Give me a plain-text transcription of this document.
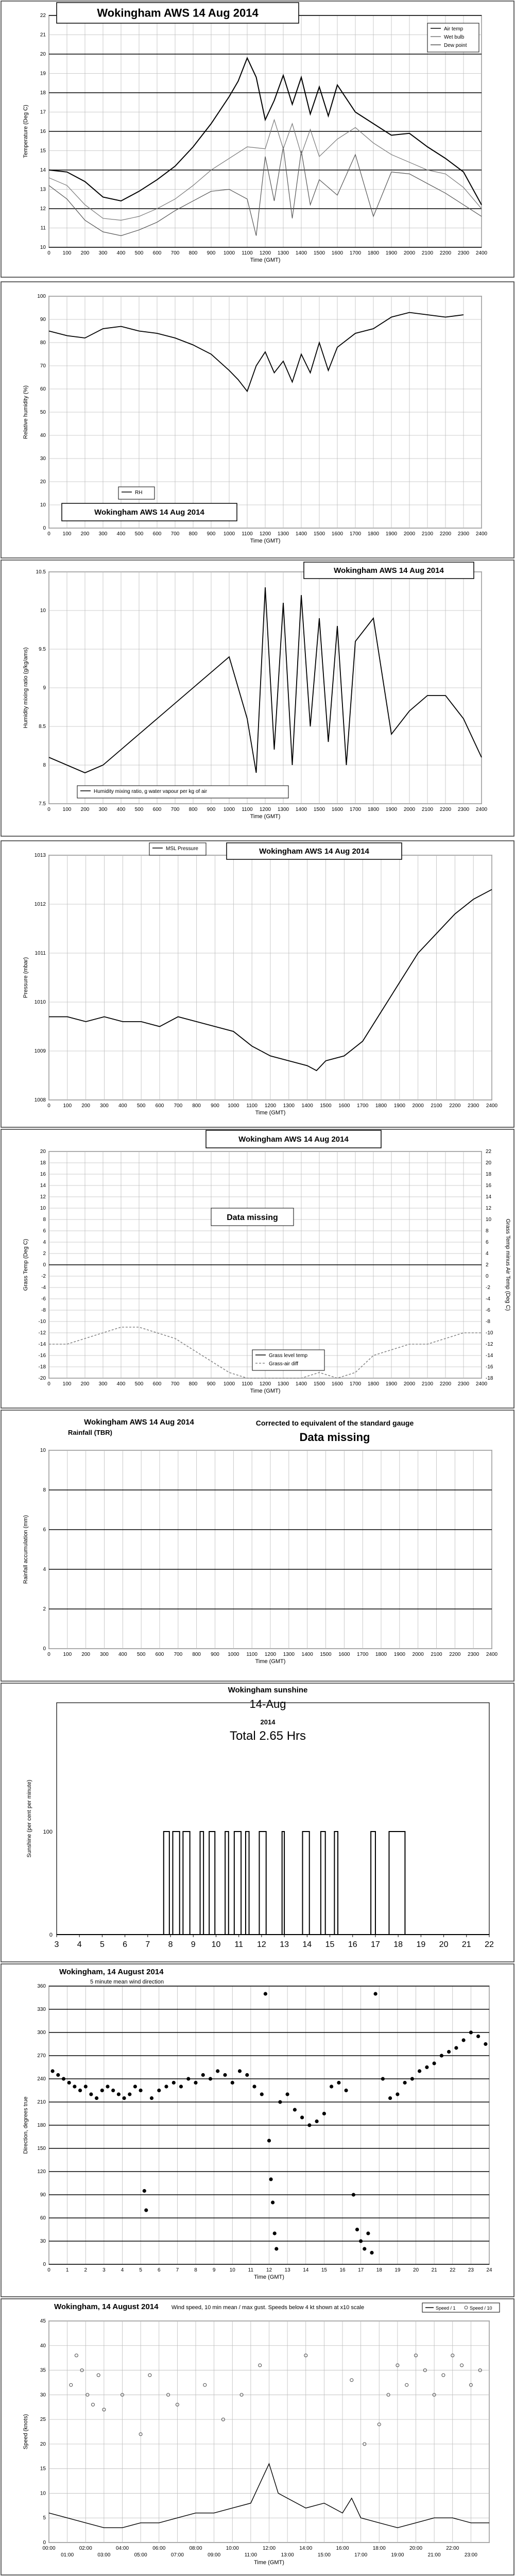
0 100 200 300 400 500 600 700 800 900 1000 1100 1200 1300 1400 1500 1600 1700 1800 1900 2000 2100 2200 2300 2400
10
11
12
13
14
15
16
17
18
19
20
21
22
Time (GMT)
Temperature (Deg C)
Wokingham AWS 14 Aug 2014
Air temp
Wet bulb
Dew point
0 100 200 300 400 500 600 700 800 900 1000 1100 1200 1300 1400 1500 1600 1700 1800 1900 2000 2100 2200 2300 2400
0
10
20
30
40
50
60
70
80
90
100
Time (GMT)
Relative humidity (%)
RH
Wokingham AWS 14 Aug 2014
0 100 200 300 400 500 600 700 800 900 1000 1100 1200 1300 1400 1500 1600 1700 1800 1900 2000 2100 2200 2300 2400
7.5
8
8.5
9
9.5
10
10.5
Time (GMT)
Humidity mixing ratio (g/kg/ams)
Wokingham AWS 14 Aug 2014
Humidity mixing ratio, g water vapour per kg of air
0 100 200 300 400 500 600 700 800 900 1000 1100 1200 1300 1400 1500 1600 1700 1800 1900 2000 2100 2200 2300 2400
1008
1009
1010
1011
1012
1013
Time (GMT)
Pressure (mbar)
MSL Pressure	Wokingham AWS 14 Aug 2014
0 100 200 300 400 500 600 700 800 900 1000 1100 1200 1300 1400 1500 1600 1700 1800 1900 2000 2100 2200 2300 2400
-20
-18
-16
-14
-12
-10
-8
-6
-4
-2
0
2
4
6
8
10
12
14
16
18
20
Time (GMT)
Grass Temp (Deg C)
-18
-16
-14
-12
-10
-8
-6
-4
-2
0
2
4
6
8
10
12
14
16
18
20
22
Grass Temp minus Air Temp (Deg C)
Wokingham AWS 14 Aug 2014
Data missing
Grass level temp
Grass-air diff
0 100 200 300 400 500 600 700 800 900 1000 1100 1200 1300 1400 1500 1600 1700 1800 1900 2000 2100 2200 2300 2400
0
2
4
6
8
10
Time (GMT)
Rainfall accumulation (mm)
Wokingham AWS 14 Aug 2014
Rainfall (TBR)
Corrected to equivalent of the standard gauge
Data missing
3 4 5 6 7 8 9 10 11 12 13 14 15 16 17 18 19 20 21 22
0
100
Sunshine (per cent per minute)
Wokingham sunshine
14-Aug
2014
Total 2.65 Hrs
0	1	2	3	4	5	6	7	8	9	10 11 12 13 14 15 16 17 18 19 20 21 22 23 24
0
30
60
90
120
150
180
210
240
270
300
330
360
Time (GMT)
Direction, degrees true
Wokingham, 14 August 2014
5 minute mean wind direction
0
5
10
15
20
25
30
35
40
45
Time (GMT)
Speed (knots)
00:00	02:00	04:00	06:00	08:00	10:00	12:00	14:00	16:00	18:00	20:00	22:00
01:00	03:00	05:00	07:00	09:00	11:00	13:00	15:00	17:00	19:00	21:00	23:00
Wokingham, 14 August 2014 Wind speed, 10 min mean / max gust. Speeds below 4 kt shown at x10 scale	Speed / 1	Speed / 10
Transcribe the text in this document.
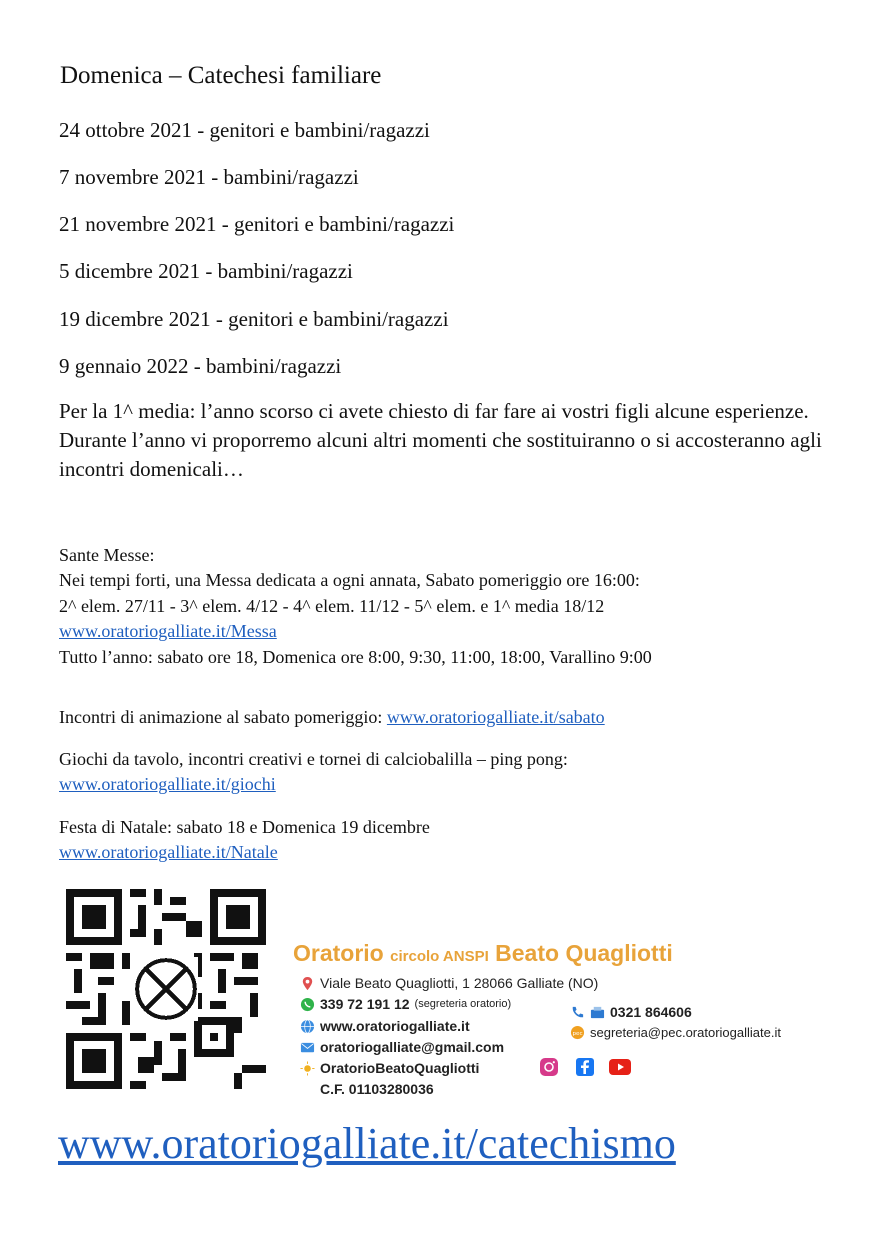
Domenica – Catechesi familiare
24 ottobre 2021 - genitori e bambini/ragazzi
7 novembre 2021 - bambini/ragazzi
21 novembre 2021 - genitori e bambini/ragazzi
5 dicembre 2021 - bambini/ragazzi
19 dicembre 2021 - genitori e bambini/ragazzi
9 gennaio 2022 - bambini/ragazzi
Per la 1^ media: l’anno scorso ci avete chiesto di far fare ai vostri figli alcune esperienze. Durante l’anno vi proporremo alcuni altri momenti che sostituiranno o si accosteranno agli incontri domenicali…
Sante Messe:
Nei tempi forti, una Messa dedicata a ogni annata, Sabato pomeriggio ore 16:00:
2^ elem. 27/11 - 3^ elem. 4/12 - 4^ elem. 11/12 - 5^ elem. e 1^ media 18/12
www.oratoriogalliate.it/Messa
Tutto l’anno: sabato ore 18, Domenica ore 8:00, 9:30, 11:00, 18:00, Varallino 9:00
Incontri di animazione al sabato pomeriggio: www.oratoriogalliate.it/sabato
Giochi da tavolo, incontri creativi e tornei di calciobalilla – ping pong:
www.oratoriogalliate.it/giochi
Festa di Natale: sabato 18 e Domenica 19 dicembre
www.oratoriogalliate.it/Natale
Oratorio circolo ANSPI Beato Quagliotti
Viale Beato Quagliotti, 1 28066 Galliate (NO)
339 72 191 12 (segreteria oratorio)	0321 864606
www.oratoriogalliate.it	pec segreteria@pec.oratoriogalliate.it
oratoriogalliate@gmail.com
OratorioBeatoQuagliotti
C.F. 01103280036
www.oratoriogalliate.it/catechismo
● ● ● ● ●
- [EXERCISE AIM]:
Go back to the records above and write them out exactly, without the pictures.

- [RESPONSE]:
Give me a plain-text transcription of this document.
0 100 200 300 400 500 600 700 800 900 1000 1100 1200 1300 1400 1500 1600 1700 1800 1900 2000 2100 2200 2300 2400
10
11
12
13
14
15
16
17
18
19
20
21
22
Time (GMT)
Temperature (Deg C)
Wokingham AWS 14 Aug 2014
Air temp
Wet bulb
Dew point
0 100 200 300 400 500 600 700 800 900 1000 1100 1200 1300 1400 1500 1600 1700 1800 1900 2000 2100 2200 2300 2400
0
10
20
30
40
50
60
70
80
90
100
Time (GMT)
Relative humidity (%)
RH
Wokingham AWS 14 Aug 2014
0 100 200 300 400 500 600 700 800 900 1000 1100 1200 1300 1400 1500 1600 1700 1800 1900 2000 2100 2200 2300 2400
7.5
8
8.5
9
9.5
10
10.5
Time (GMT)
Humidity mixing ratio (g/kg/ams)
Wokingham AWS 14 Aug 2014
Humidity mixing ratio, g water vapour per kg of air
0 100 200 300 400 500 600 700 800 900 1000 1100 1200 1300 1400 1500 1600 1700 1800 1900 2000 2100 2200 2300 2400
1008
1009
1010
1011
1012
1013
Time (GMT)
Pressure (mbar)
MSL Pressure	Wokingham AWS 14 Aug 2014
0 100 200 300 400 500 600 700 800 900 1000 1100 1200 1300 1400 1500 1600 1700 1800 1900 2000 2100 2200 2300 2400
-20
-18
-16
-14
-12
-10
-8
-6
-4
-2
0
2
4
6
8
10
12
14
16
18
20
Time (GMT)
Grass Temp (Deg C)
-18
-16
-14
-12
-10
-8
-6
-4
-2
0
2
4
6
8
10
12
14
16
18
20
22
Grass Temp minus Air Temp (Deg C)
Wokingham AWS 14 Aug 2014
Data missing
Grass level temp
Grass-air diff
0 100 200 300 400 500 600 700 800 900 1000 1100 1200 1300 1400 1500 1600 1700 1800 1900 2000 2100 2200 2300 2400
0
2
4
6
8
10
Time (GMT)
Rainfall accumulation (mm)
Wokingham AWS 14 Aug 2014
Rainfall (TBR)
Corrected to equivalent of the standard gauge
Data missing
3 4 5 6 7 8 9 10 11 12 13 14 15 16 17 18 19 20 21 22
0
100
Sunshine (per cent per minute)
Wokingham sunshine
14-Aug
2014
Total 2.65 Hrs
0	1	2	3	4	5	6	7	8	9	10 11 12 13 14 15 16 17 18 19 20 21 22 23 24
0
30
60
90
120
150
180
210
240
270
300
330
360
Time (GMT)
Direction, degrees true
Wokingham, 14 August 2014
5 minute mean wind direction
0
5
10
15
20
25
30
35
40
45
Time (GMT)
Speed (knots)
00:00	02:00	04:00	06:00	08:00	10:00	12:00	14:00	16:00	18:00	20:00	22:00
01:00	03:00	05:00	07:00	09:00	11:00	13:00	15:00	17:00	19:00	21:00	23:00
Wokingham, 14 August 2014 Wind speed, 10 min mean / max gust. Speeds below 4 kt shown at x10 scale	Speed / 1	Speed / 10
Transcribe the text in this document.
Domenica – Catechesi familiare
24 ottobre 2021 - genitori e bambini/ragazzi
7 novembre 2021 - bambini/ragazzi
21 novembre 2021 - genitori e bambini/ragazzi
5 dicembre 2021 - bambini/ragazzi
19 dicembre 2021 - genitori e bambini/ragazzi
9 gennaio 2022 - bambini/ragazzi
Per la 1^ media: l’anno scorso ci avete chiesto di far fare ai vostri figli alcune esperienze. Durante l’anno vi proporremo alcuni altri momenti che sostituiranno o si accosteranno agli incontri domenicali…
Sante Messe:
Nei tempi forti, una Messa dedicata a ogni annata, Sabato pomeriggio ore 16:00:
2^ elem. 27/11 - 3^ elem. 4/12 - 4^ elem. 11/12 - 5^ elem. e 1^ media 18/12
www.oratoriogalliate.it/Messa
Tutto l’anno: sabato ore 18, Domenica ore 8:00, 9:30, 11:00, 18:00, Varallino 9:00
Incontri di animazione al sabato pomeriggio: www.oratoriogalliate.it/sabato
Giochi da tavolo, incontri creativi e tornei di calciobalilla – ping pong:
www.oratoriogalliate.it/giochi
Festa di Natale: sabato 18 e Domenica 19 dicembre
www.oratoriogalliate.it/Natale
Oratorio circolo ANSPI Beato Quagliotti
Viale Beato Quagliotti, 1 28066 Galliate (NO)
339 72 191 12 (segreteria oratorio)	0321 864606
www.oratoriogalliate.it	pec segreteria@pec.oratoriogalliate.it
oratoriogalliate@gmail.com
OratorioBeatoQuagliotti
C.F. 01103280036
www.oratoriogalliate.it/catechismo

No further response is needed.